This is shown by the first comprehensive multi-model-based assessment of so-called Durban Platform scenarios, conducted by a team of international scientists led by the Potsdam Institute for Climate Impact Research (PIK) and the Fondazione Eni Enrico Mattei (FEEM) in Italy. The Durban Platform is the current negotiation track at the Warsaw climate talks that aims to reach a global climate agreement by 2015 to come into effect in 2020.
"The negotiations in Warsaw represent an important step in the negotiation process towards a climate agreement by 2015," lead author Elmar Kriegler from PIK says. "While there are legitimate doubts about whether the Durban Platform negotiations can deliver on their promise, our analysis shows the importance of meaningful reductions in global emissions by 2020 to keep the 2 degree target within reach." The later emissions get cut, the greater the necessary reduction rates to avoid more than 2 degrees warming, and hence the greater the impact on energy prices and economic growth.
"Even a delay of just 10 years of a climate agreement coming into effect would raise the economic challenges substantially, if emissions reduction efforts remained at their currently moderate level," Kriegler says. The results are part of the comprehensive LIMITS project (Low Climate lmpact Scenarios and the lmplications of Required Tight Emission Control Strategies) on the implementation of 2 degree strategies in the major economies and will be published in a special issue of the journal Climate Change Economics. The scientists investigated a set of different outcomes of the Durban Platform negotiations process and their implications for reaching the 2 degree target with seven integrated assessment and energy-economy models to ensure the robustness of results.

## REQUIRED TASK A
Reproduce the Durban Platform article word for word from "This is shown" to "effect in 2020.".
## REQUIRED TASK B
Summarize the Durban Platform article in two sentences.
## REQUIRED TASK C
Extend the Durban Platform article beyond its final sentence.
The listing that comes next is separate from the Durban Platform article.

## SUPPLIED MATERIAL
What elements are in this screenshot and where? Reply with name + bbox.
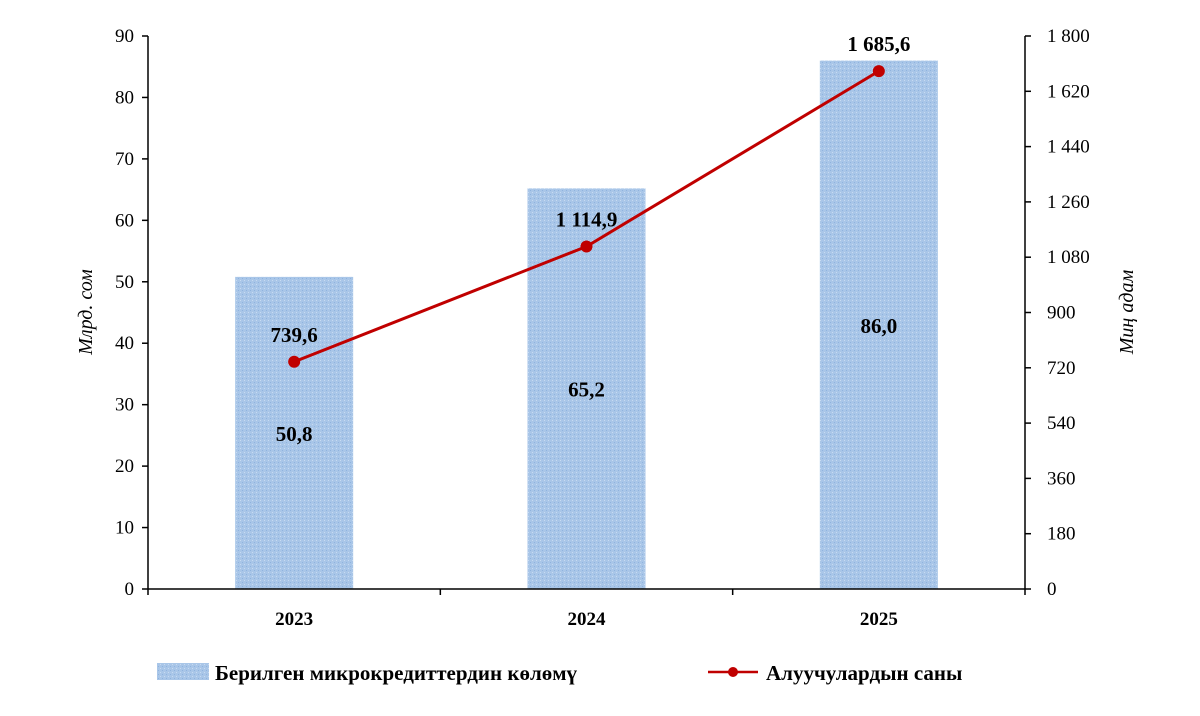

## FINAL ANSWER A
This is shown by the first comprehensive multi-model-based assessment of so-called Durban Platform scenarios, conducted by a team of international scientists led by the Potsdam Institute for Climate Impact Research (PIK) and the Fondazione Eni Enrico Mattei (FEEM) in Italy. The Durban Platform is the current negotiation track at the Warsaw climate talks that aims to reach a global climate agreement by 2015 to come into effect in 2020.

## FINAL ANSWER B
A multi-model assessment led by PIK and FEEM examined Durban Platform scenarios, the negotiation track that aims to reach a global climate agreement by 2015 to come into effect in 2020. It shows that meaningful global emission reductions by 2020 are important to keep the 2 degree target within reach, because later cuts require greater reduction rates and have a greater impact on energy prices and economic growth.

## FINAL ANSWER C
Carbon dioxide removal could be key technology
Nonetheless there might be some flexibility for policy makers in implementing a global climate agreement towards the 2 degree target, according to the study. Translating the 2 degree target into emissions reductions requires choosing a maximum likelihood of temporarily overshooting 2 degrees that would still be tolerated. The choice of this tolerance level was found to have a significant effect on longer term emissions reduction requirements and economic impacts. However, the near term requirement of strengthening global climate policy was unchanged, as global emissions declined after 2020 in any scenario of global climate action coming into effect by 2020. In addition, taking CO2 out of the atmosphere in the 2nd half of the century could be a key element of implementing the emission pathways in the Durban Platform scenarios, for instance through technologies using energy from biomass combined with Carbon Capture and Storage. Plants absorb CO2 to grow and could be processed in biogas plants, with emissions captured and being stored underground.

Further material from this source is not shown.